[Excerpt from a dataset]
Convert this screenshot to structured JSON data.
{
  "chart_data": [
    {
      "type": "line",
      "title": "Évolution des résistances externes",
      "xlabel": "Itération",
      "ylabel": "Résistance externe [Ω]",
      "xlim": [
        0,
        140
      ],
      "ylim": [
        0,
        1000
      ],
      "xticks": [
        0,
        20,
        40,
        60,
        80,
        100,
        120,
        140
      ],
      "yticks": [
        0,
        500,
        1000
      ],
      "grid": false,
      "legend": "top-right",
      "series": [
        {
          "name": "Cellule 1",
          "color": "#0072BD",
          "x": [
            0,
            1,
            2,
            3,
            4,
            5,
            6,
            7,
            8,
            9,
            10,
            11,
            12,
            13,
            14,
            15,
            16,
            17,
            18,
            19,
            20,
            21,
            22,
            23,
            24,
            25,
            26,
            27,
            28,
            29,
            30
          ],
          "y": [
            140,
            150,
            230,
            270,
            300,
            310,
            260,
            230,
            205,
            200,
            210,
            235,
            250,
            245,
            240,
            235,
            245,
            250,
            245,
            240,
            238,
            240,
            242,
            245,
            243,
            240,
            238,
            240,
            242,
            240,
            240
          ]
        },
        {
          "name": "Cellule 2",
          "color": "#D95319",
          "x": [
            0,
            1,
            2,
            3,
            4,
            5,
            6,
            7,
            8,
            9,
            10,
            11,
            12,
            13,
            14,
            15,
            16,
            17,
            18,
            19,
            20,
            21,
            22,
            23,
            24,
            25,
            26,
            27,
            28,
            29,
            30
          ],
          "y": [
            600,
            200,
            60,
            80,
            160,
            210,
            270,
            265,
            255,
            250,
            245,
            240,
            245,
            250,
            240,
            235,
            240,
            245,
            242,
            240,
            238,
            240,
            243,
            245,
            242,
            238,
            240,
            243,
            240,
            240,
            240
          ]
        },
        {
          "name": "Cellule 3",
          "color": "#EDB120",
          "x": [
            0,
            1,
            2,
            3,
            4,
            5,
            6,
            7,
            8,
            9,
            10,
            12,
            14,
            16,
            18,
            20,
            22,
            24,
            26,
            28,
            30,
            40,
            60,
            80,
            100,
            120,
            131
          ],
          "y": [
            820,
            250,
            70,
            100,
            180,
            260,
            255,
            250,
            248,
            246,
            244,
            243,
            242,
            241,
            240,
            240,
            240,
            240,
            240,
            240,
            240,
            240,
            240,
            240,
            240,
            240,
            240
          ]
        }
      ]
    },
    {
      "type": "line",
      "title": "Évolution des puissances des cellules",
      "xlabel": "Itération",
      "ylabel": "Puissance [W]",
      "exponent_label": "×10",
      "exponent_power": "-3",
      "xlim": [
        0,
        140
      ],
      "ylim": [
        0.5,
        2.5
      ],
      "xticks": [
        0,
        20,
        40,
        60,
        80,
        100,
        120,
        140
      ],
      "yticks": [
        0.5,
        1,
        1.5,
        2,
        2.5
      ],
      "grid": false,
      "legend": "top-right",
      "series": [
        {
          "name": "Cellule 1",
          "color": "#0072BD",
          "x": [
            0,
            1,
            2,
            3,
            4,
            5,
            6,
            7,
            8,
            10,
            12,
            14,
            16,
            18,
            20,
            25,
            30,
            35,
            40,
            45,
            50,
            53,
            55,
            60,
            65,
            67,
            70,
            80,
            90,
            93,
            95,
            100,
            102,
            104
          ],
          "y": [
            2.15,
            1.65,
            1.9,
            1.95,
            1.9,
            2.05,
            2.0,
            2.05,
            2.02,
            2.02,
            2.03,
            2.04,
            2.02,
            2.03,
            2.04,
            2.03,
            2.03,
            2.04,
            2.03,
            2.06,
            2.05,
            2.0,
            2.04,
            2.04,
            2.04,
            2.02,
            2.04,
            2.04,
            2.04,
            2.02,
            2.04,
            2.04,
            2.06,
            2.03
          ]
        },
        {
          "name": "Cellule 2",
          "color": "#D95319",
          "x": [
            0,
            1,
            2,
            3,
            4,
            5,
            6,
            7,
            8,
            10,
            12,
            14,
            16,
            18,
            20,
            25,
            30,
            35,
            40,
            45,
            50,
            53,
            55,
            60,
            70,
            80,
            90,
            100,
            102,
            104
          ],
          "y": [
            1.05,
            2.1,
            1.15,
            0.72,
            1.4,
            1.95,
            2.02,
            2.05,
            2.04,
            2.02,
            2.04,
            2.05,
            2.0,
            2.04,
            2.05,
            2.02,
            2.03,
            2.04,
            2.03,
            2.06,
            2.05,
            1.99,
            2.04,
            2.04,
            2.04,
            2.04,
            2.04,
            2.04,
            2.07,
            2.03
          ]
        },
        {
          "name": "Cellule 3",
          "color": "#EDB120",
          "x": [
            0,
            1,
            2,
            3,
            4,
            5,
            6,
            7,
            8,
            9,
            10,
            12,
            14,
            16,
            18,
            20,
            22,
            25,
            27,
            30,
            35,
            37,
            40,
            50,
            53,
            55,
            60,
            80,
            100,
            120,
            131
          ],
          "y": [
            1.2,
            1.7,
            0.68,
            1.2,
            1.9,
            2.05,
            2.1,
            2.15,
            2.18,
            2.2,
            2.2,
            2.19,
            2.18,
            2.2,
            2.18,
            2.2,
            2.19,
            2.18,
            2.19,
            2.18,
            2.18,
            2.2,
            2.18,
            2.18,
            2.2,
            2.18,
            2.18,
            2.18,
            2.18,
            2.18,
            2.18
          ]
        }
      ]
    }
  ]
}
...
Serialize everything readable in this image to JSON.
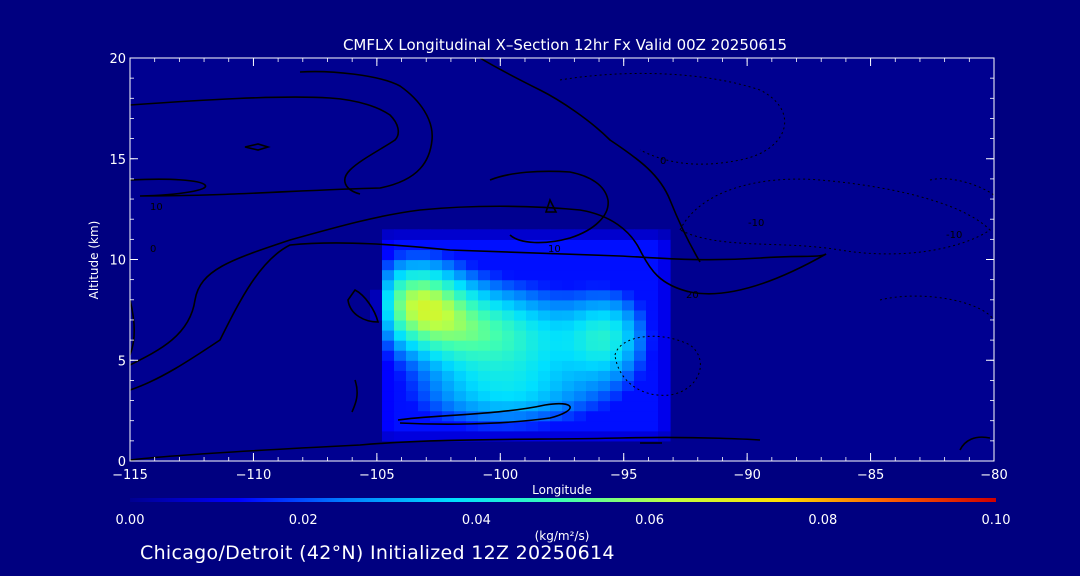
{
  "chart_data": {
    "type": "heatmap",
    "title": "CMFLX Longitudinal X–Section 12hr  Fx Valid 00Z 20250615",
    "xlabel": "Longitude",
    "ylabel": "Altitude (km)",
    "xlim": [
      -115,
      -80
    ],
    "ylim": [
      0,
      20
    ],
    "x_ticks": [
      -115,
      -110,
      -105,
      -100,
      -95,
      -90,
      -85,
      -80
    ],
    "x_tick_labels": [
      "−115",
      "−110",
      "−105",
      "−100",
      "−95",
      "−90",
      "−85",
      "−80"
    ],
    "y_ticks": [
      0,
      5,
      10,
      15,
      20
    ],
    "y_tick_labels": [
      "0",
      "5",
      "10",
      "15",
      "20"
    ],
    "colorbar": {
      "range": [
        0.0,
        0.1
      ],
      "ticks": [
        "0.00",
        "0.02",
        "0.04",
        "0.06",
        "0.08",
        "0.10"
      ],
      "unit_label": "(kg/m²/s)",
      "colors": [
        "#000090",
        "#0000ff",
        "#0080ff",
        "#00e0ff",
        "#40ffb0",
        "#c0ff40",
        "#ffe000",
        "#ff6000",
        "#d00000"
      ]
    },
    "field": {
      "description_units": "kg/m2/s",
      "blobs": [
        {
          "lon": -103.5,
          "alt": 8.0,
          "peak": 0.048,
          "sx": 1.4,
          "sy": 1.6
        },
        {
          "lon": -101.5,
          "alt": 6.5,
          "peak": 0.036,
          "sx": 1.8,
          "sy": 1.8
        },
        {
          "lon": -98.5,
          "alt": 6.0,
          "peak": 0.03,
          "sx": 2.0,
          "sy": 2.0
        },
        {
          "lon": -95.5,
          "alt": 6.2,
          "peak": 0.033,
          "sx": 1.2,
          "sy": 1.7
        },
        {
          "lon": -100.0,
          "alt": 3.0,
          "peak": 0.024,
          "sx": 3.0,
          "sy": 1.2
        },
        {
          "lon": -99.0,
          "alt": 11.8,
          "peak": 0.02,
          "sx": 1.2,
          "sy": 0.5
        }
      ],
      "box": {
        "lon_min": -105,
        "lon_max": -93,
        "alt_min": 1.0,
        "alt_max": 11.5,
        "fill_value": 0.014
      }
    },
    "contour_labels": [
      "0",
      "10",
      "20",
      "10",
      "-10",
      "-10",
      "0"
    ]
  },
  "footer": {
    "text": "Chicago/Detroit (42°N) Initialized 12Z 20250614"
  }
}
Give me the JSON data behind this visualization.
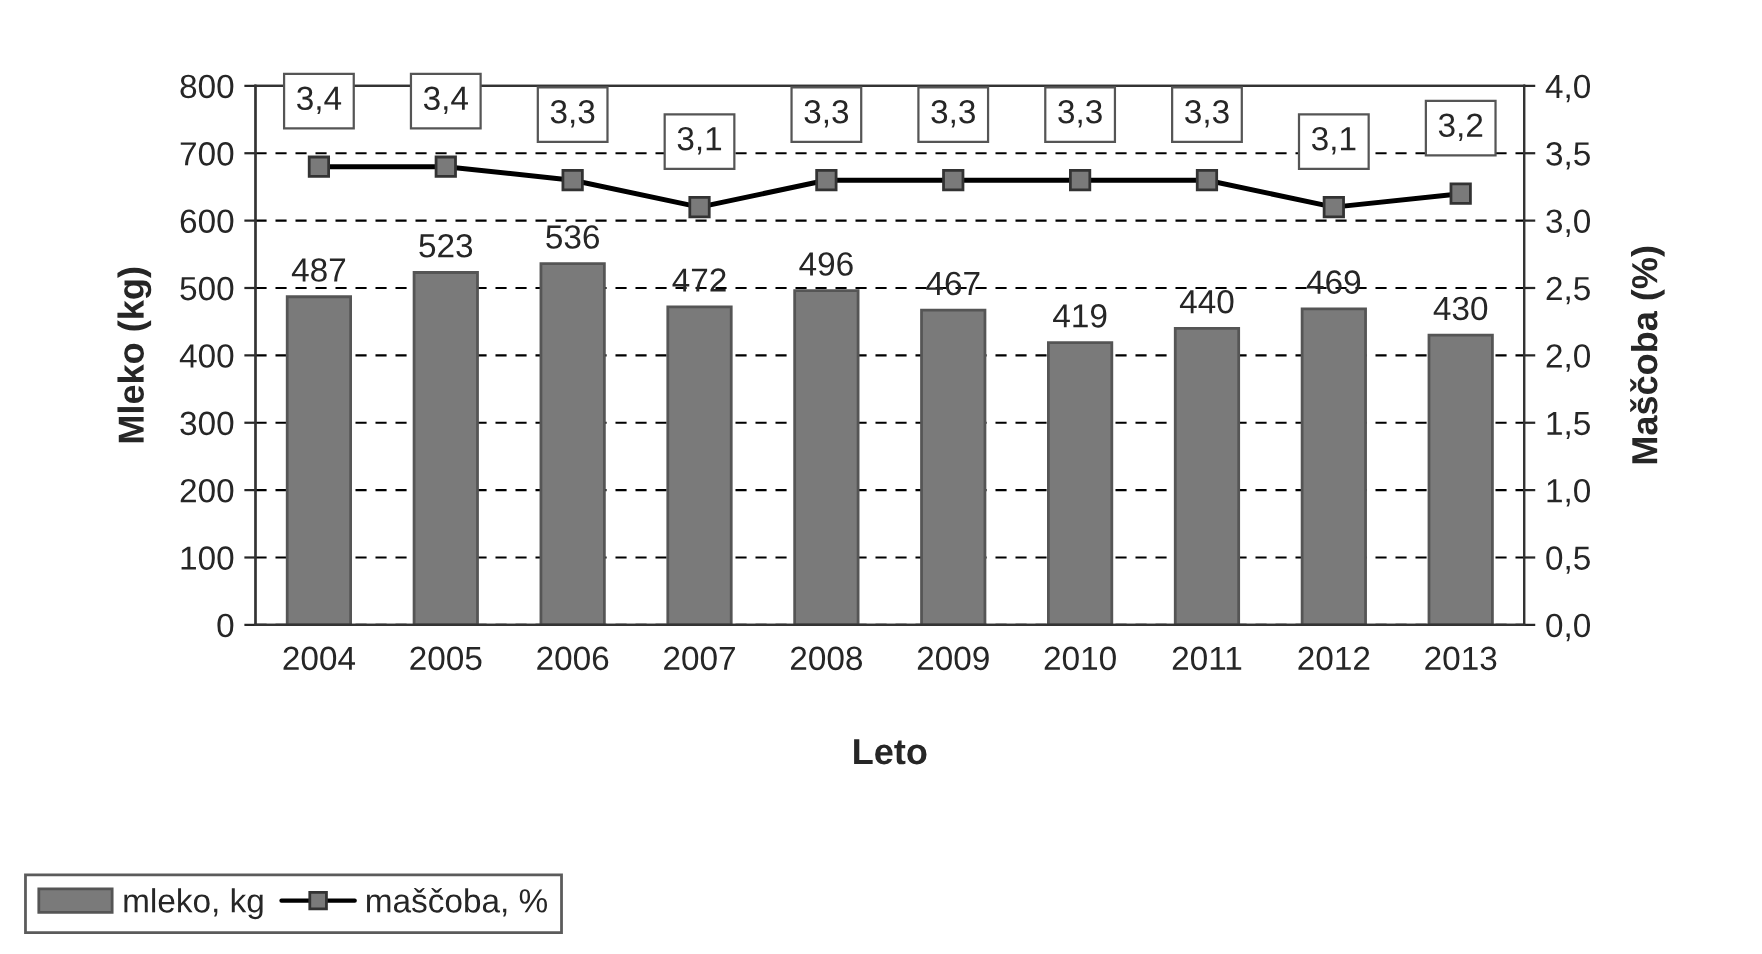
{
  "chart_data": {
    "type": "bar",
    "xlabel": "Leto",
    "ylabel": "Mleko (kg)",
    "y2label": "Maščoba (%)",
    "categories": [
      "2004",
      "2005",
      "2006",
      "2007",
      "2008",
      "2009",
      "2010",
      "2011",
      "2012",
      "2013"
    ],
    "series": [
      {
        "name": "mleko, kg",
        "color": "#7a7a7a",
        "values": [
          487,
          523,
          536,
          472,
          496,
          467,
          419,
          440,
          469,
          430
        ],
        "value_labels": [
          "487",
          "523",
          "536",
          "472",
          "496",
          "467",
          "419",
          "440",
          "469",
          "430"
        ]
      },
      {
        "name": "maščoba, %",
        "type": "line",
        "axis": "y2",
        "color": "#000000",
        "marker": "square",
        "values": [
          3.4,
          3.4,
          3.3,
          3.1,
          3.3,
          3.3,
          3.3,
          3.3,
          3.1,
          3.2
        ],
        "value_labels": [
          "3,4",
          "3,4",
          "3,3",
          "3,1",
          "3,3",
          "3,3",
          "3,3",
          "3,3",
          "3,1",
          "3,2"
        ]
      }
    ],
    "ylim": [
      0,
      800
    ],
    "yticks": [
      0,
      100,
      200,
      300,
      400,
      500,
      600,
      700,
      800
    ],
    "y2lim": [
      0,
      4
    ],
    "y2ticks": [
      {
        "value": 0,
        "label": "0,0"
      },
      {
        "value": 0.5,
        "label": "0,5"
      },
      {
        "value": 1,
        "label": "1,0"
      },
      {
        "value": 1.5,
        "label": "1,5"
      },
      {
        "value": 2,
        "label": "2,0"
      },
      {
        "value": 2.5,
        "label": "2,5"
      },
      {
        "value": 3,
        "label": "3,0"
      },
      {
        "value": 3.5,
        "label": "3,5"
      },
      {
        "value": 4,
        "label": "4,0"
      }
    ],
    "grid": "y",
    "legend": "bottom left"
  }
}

### Problem to work on
Show, from the material above, each line that includes the string "title".

### Result of the task
      "title": "Évolution des résistances externes",
      "title": "Évolution des puissances des cellules",
    "title": "CMFLX Longitudinal X–Section 12hr  Fx Valid 00Z 20250615",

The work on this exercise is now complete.